How does the C++ compiler know which implementation of a virtual function to call?

Question

Here is an example of polymorphism from http://www.cplusplus.com/doc/tutorial/polymorphism.html (edited for readability):

// abstract base class
#include <iostream>
using namespace std;

class Polygon {
    protected:
        int width;
        int height;
    public:
        void set_values(int a, int b) { width = a; height = b; }
        virtual int area(void) =0;
};

class Rectangle: public Polygon {
    public:
        int area(void) { return width * height; }
};

class Triangle: public Polygon {
    public:
        int area(void) { return width * height / 2; }
};

int main () {
    Rectangle rect;
    Triangle trgl;
    Polygon * ppoly1 = &rect;
    Polygon * ppoly2 = &trgl;
    ppoly1->set_values (4,5);
    ppoly2->set_values (4,5);
    cout << ppoly1->area() << endl; // outputs 20
    cout << ppoly2->area() << endl; // outputs 10
    return 0;
}

My question is how does the compiler know that ppoly1 is a Rectangle and that ppoly2 is a Triangle, so that it can call the correct area() function? It could find that out by looking at the "Polygon * ppoly1 = &rect;" line and knowing that rect is a Rectangle, but that wouldn't work in all cases, would it? What if you did something like this?

# Given material

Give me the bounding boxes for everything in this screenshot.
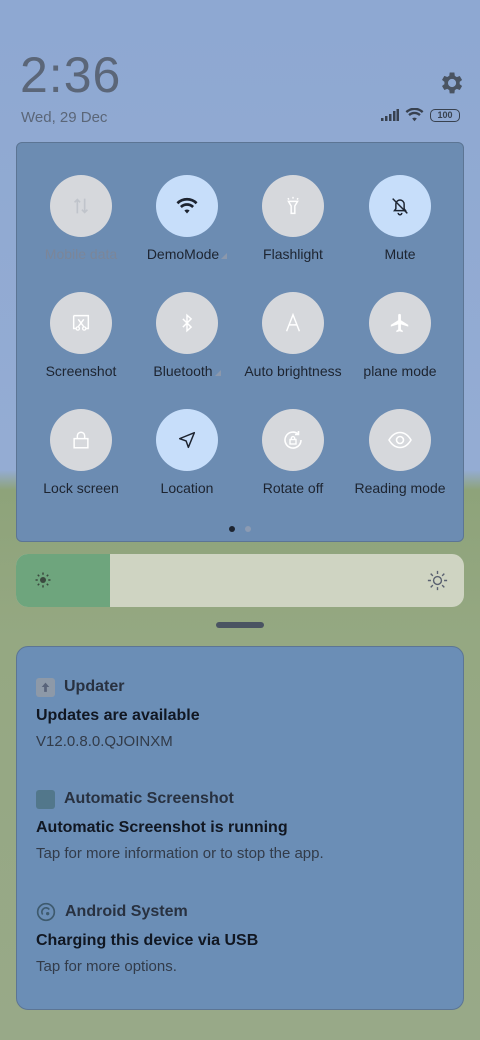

# What you will do
Continue the forum question about how C++ chooses which virtual function to call, starting right after its final sentence.

# Expected output
cout << ((Polygon *)0x12345678)->area() << endl;

Assuming that you're allowed to access that random area of memory.

I would test this out but I can't on the computer I'm on at the moment.

(I hope I'm not missing something obvious...)

Offtopic: Why not vote up the other people who spent time writing helpful answers for you? — , Oct 14 '08 at 23:10

score 27 · Accepted Answer · answered Oct 14 '08 at 22:46

27

Each object (that belongs to a class with at least one virtual function) has a pointer, called a vptr. It points to the vtbl of its actual class (which each class with virtual functions has at least one of; possibly more than one for some multiple-inheritance scenarios).

The vtbl contains a bunch of pointers, one for each virtual function. So at runtime, the code just uses the object's vptr to locate the vtbl, and from there the address of the actual overridden function.

In your specific case, Polygon, Rectangle, and Triangle each has a vtbl, each with one entry pointing to its relevant area method. Your ppoly1 will have a vptr pointing to Rectangle's vtbl, and ppoly2 similarly with Triangle's vtbl. Hope this helps!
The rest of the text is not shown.